:: SHORT PROBLEM ::
Filter the records below for the word "xlabel". Copy each line that holds it.

Items from a figure collection
******************************

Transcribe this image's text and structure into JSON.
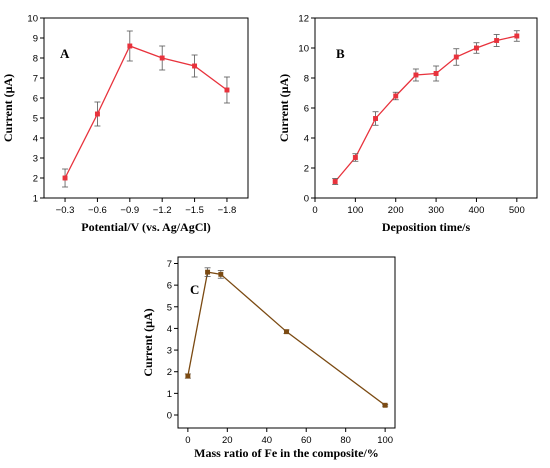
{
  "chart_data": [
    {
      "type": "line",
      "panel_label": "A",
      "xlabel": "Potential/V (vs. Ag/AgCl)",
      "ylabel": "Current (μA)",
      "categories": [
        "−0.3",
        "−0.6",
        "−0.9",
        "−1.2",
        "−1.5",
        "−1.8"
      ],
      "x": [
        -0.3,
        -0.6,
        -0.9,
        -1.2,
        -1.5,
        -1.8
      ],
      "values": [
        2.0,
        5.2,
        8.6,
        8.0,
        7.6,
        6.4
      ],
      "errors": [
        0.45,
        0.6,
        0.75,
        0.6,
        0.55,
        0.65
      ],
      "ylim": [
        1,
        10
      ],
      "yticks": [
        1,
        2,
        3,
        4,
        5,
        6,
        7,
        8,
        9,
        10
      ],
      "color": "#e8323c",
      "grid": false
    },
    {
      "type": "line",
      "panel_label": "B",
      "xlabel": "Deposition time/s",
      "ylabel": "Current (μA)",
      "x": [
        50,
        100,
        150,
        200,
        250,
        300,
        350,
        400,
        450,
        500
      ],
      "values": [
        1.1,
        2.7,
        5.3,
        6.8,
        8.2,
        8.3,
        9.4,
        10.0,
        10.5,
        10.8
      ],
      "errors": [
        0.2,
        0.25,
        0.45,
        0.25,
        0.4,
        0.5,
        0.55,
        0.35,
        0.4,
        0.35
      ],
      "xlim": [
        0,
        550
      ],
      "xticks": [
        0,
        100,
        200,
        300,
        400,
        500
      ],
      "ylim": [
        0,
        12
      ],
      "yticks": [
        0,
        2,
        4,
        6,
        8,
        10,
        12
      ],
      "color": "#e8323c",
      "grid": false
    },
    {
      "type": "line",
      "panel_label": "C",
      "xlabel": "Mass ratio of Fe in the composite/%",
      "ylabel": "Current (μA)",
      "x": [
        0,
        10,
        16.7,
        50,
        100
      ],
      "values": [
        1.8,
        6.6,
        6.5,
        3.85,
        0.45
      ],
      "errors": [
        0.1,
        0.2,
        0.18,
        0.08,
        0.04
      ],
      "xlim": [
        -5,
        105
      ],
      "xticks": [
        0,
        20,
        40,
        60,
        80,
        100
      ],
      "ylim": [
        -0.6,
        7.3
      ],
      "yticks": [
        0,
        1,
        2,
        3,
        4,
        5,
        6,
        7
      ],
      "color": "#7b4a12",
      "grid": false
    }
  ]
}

******************************

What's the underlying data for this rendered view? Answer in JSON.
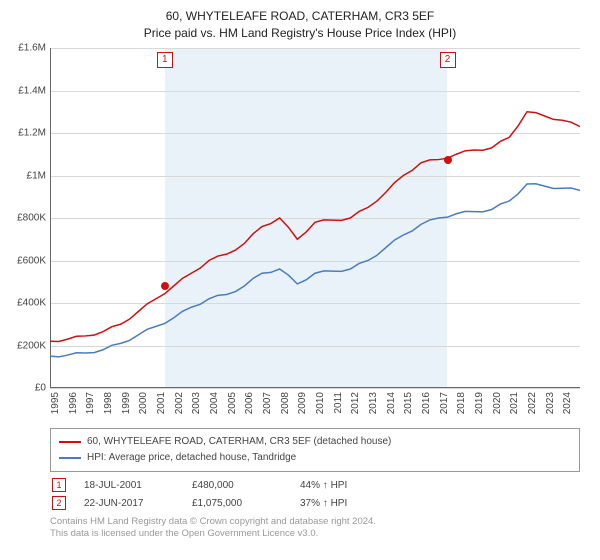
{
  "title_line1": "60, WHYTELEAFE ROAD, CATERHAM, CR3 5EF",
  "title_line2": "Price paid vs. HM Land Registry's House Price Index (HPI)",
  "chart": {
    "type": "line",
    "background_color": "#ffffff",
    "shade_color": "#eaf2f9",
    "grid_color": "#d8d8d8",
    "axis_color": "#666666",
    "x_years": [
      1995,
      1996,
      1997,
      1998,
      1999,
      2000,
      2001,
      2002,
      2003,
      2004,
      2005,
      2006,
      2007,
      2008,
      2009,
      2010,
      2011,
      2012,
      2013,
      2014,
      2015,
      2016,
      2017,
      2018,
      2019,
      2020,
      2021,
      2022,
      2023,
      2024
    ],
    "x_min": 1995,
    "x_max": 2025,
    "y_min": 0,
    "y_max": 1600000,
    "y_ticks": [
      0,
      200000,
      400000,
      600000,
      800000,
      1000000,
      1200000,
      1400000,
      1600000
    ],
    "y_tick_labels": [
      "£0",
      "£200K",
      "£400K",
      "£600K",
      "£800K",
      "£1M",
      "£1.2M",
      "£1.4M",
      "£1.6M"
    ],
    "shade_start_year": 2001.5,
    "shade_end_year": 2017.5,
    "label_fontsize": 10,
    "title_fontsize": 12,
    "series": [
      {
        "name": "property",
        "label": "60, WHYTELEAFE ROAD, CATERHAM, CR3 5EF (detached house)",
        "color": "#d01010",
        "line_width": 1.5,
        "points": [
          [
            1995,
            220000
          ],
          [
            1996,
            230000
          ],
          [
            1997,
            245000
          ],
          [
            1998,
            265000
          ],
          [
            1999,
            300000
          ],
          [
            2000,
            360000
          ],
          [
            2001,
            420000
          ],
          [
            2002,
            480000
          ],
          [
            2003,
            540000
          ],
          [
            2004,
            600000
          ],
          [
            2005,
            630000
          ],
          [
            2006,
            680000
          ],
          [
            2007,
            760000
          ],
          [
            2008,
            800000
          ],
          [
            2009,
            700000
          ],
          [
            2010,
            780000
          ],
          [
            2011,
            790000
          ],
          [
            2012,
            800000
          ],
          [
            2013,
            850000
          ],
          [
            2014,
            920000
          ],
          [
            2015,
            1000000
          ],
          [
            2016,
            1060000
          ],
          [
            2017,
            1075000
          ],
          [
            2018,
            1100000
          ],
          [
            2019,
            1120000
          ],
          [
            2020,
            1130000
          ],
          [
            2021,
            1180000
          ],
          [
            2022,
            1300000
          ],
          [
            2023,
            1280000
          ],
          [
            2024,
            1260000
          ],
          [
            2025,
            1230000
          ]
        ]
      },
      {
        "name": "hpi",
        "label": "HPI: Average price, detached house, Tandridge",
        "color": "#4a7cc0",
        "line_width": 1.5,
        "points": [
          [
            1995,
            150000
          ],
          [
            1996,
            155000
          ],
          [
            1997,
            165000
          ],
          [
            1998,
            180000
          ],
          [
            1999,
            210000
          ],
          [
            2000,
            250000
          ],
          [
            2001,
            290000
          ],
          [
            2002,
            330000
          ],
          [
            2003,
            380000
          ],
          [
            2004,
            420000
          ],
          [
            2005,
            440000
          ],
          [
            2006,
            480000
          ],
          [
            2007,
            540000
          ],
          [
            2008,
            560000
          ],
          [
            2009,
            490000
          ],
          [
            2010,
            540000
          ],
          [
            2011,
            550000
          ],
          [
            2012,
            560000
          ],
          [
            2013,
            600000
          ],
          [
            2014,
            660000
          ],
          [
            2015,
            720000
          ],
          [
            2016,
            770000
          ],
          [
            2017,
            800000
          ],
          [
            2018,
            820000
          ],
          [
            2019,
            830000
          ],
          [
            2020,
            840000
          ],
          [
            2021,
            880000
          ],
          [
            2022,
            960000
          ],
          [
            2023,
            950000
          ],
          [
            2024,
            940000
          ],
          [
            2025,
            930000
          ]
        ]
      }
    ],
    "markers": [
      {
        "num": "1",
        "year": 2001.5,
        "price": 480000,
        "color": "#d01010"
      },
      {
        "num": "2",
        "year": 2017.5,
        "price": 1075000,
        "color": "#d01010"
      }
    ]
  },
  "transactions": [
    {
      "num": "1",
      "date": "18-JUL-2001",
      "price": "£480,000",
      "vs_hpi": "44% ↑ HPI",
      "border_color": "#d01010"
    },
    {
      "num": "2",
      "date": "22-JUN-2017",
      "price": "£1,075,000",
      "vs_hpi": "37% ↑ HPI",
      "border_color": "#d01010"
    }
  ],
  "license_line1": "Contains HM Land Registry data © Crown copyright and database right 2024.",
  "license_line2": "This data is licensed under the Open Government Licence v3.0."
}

******************************

:: ANSWER BELOW ::
      "xlabel": "Potential/V (vs. Ag/AgCl)",
      "xlabel": "Deposition time/s",
      "xlabel": "Mass ratio of Fe in the composite/%",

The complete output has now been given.